[What is required]:
Return all entries word for word, but drop any images.
-- begin Given records --
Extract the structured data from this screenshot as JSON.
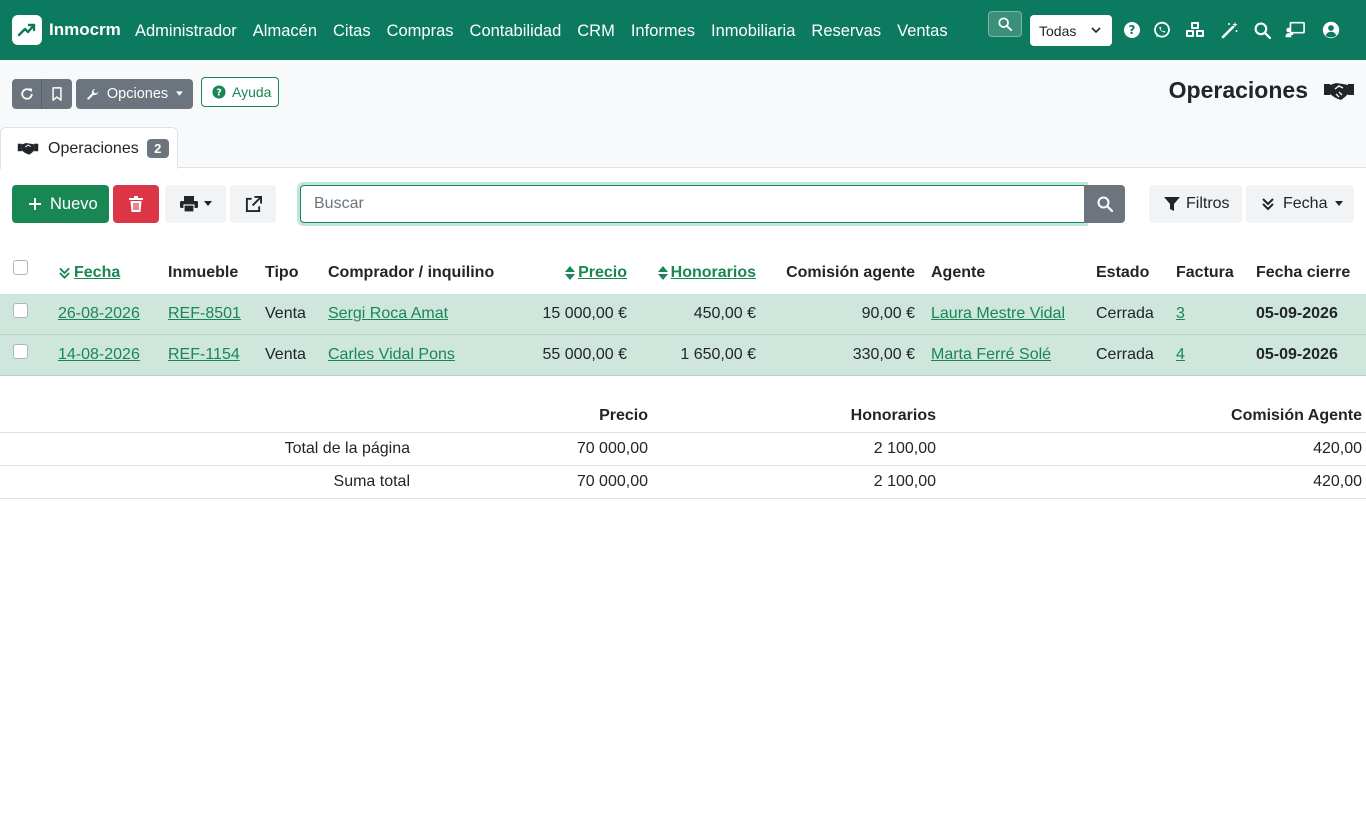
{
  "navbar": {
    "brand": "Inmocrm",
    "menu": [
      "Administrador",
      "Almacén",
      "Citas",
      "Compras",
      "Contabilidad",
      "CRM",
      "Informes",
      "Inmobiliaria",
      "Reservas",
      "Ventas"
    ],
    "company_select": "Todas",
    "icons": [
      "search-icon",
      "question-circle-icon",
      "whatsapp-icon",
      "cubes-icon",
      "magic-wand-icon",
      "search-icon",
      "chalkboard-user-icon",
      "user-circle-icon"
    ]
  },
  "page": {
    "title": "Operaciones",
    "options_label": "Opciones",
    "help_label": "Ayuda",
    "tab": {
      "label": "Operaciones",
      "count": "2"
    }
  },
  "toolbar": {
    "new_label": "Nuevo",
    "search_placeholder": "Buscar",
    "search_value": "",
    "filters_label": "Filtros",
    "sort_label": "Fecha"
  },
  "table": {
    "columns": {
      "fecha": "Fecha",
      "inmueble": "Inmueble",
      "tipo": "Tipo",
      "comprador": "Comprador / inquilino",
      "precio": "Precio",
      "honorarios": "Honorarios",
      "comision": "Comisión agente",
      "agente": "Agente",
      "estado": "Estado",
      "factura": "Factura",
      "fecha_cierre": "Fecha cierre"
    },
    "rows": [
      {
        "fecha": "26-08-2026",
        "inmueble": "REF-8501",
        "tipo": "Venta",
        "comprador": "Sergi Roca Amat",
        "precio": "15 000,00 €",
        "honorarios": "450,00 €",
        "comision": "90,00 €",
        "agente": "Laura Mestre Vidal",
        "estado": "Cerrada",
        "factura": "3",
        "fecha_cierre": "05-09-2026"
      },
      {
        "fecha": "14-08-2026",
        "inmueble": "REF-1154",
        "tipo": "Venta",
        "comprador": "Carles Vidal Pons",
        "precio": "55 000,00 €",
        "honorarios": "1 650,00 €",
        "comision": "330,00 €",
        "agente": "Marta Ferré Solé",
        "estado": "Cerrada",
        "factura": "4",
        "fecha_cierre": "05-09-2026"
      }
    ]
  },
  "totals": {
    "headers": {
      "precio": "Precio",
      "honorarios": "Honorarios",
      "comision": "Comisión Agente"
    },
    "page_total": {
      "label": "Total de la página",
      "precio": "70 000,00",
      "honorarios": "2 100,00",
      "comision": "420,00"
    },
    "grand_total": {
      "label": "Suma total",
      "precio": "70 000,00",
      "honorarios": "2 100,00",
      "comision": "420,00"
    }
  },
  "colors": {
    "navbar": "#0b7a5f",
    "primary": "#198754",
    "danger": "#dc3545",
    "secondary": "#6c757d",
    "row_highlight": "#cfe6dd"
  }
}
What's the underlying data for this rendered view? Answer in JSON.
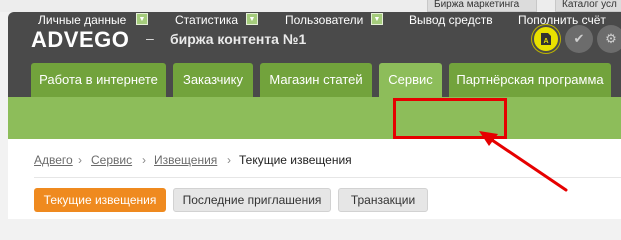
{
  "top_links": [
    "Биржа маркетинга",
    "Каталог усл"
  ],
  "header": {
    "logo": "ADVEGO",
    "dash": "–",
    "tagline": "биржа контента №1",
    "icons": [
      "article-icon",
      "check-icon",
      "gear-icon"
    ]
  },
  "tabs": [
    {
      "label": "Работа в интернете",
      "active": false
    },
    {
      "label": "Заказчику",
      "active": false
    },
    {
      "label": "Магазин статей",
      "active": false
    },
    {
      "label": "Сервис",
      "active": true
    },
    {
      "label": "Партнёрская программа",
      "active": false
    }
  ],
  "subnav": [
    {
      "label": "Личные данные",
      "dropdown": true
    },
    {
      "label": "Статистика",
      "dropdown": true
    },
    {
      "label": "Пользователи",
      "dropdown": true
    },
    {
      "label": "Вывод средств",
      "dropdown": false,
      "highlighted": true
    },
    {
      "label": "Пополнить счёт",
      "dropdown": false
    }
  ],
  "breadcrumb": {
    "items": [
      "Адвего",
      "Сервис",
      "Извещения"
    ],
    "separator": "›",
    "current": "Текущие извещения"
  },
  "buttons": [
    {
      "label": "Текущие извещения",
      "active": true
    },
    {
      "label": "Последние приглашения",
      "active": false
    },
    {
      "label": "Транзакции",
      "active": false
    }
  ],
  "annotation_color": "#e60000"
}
-- end Given records --
[Answer to the exercise]:
Extract the structured data from this screenshot as JSON.
{
  "navbar": {
    "brand": "Inmocrm",
    "menu": [
      "Administrador",
      "Almacén",
      "Citas",
      "Compras",
      "Contabilidad",
      "CRM",
      "Informes",
      "Inmobiliaria",
      "Reservas",
      "Ventas"
    ],
    "company_select": "Todas",
    "icons": [
      "search-icon",
      "question-circle-icon",
      "whatsapp-icon",
      "cubes-icon",
      "magic-wand-icon",
      "search-icon",
      "chalkboard-user-icon",
      "user-circle-icon"
    ]
  },
  "page": {
    "title": "Operaciones",
    "options_label": "Opciones",
    "help_label": "Ayuda",
    "tab": {
      "label": "Operaciones",
      "count": "2"
    }
  },
  "toolbar": {
    "new_label": "Nuevo",
    "search_placeholder": "Buscar",
    "search_value": "",
    "filters_label": "Filtros",
    "sort_label": "Fecha"
  },
  "table": {
    "columns": {
      "fecha": "Fecha",
      "inmueble": "Inmueble",
      "tipo": "Tipo",
      "comprador": "Comprador / inquilino",
      "precio": "Precio",
      "honorarios": "Honorarios",
      "comision": "Comisión agente",
      "agente": "Agente",
      "estado": "Estado",
      "factura": "Factura",
      "fecha_cierre": "Fecha cierre"
    },
    "rows": [
      {
        "fecha": "26-08-2026",
        "inmueble": "REF-8501",
        "tipo": "Venta",
        "comprador": "Sergi Roca Amat",
        "precio": "15 000,00 €",
        "honorarios": "450,00 €",
        "comision": "90,00 €",
        "agente": "Laura Mestre Vidal",
        "estado": "Cerrada",
        "factura": "3",
        "fecha_cierre": "05-09-2026"
      },
      {
        "fecha": "14-08-2026",
        "inmueble": "REF-1154",
        "tipo": "Venta",
        "comprador": "Carles Vidal Pons",
        "precio": "55 000,00 €",
        "honorarios": "1 650,00 €",
        "comision": "330,00 €",
        "agente": "Marta Ferré Solé",
        "estado": "Cerrada",
        "factura": "4",
        "fecha_cierre": "05-09-2026"
      }
    ]
  },
  "totals": {
    "headers": {
      "precio": "Precio",
      "honorarios": "Honorarios",
      "comision": "Comisión Agente"
    },
    "page_total": {
      "label": "Total de la página",
      "precio": "70 000,00",
      "honorarios": "2 100,00",
      "comision": "420,00"
    },
    "grand_total": {
      "label": "Suma total",
      "precio": "70 000,00",
      "honorarios": "2 100,00",
      "comision": "420,00"
    }
  },
  "colors": {
    "navbar": "#0b7a5f",
    "primary": "#198754",
    "danger": "#dc3545",
    "secondary": "#6c757d",
    "row_highlight": "#cfe6dd"
  }
}
What's the underlying data for this rendered view? Answer in JSON.
{
  "top_links": [
    "Биржа маркетинга",
    "Каталог усл"
  ],
  "header": {
    "logo": "ADVEGO",
    "dash": "–",
    "tagline": "биржа контента №1",
    "icons": [
      "article-icon",
      "check-icon",
      "gear-icon"
    ]
  },
  "tabs": [
    {
      "label": "Работа в интернете",
      "active": false
    },
    {
      "label": "Заказчику",
      "active": false
    },
    {
      "label": "Магазин статей",
      "active": false
    },
    {
      "label": "Сервис",
      "active": true
    },
    {
      "label": "Партнёрская программа",
      "active": false
    }
  ],
  "subnav": [
    {
      "label": "Личные данные",
      "dropdown": true
    },
    {
      "label": "Статистика",
      "dropdown": true
    },
    {
      "label": "Пользователи",
      "dropdown": true
    },
    {
      "label": "Вывод средств",
      "dropdown": false,
      "highlighted": true
    },
    {
      "label": "Пополнить счёт",
      "dropdown": false
    }
  ],
  "breadcrumb": {
    "items": [
      "Адвего",
      "Сервис",
      "Извещения"
    ],
    "separator": "›",
    "current": "Текущие извещения"
  },
  "buttons": [
    {
      "label": "Текущие извещения",
      "active": true
    },
    {
      "label": "Последние приглашения",
      "active": false
    },
    {
      "label": "Транзакции",
      "active": false
    }
  ],
  "annotation_color": "#e60000"
}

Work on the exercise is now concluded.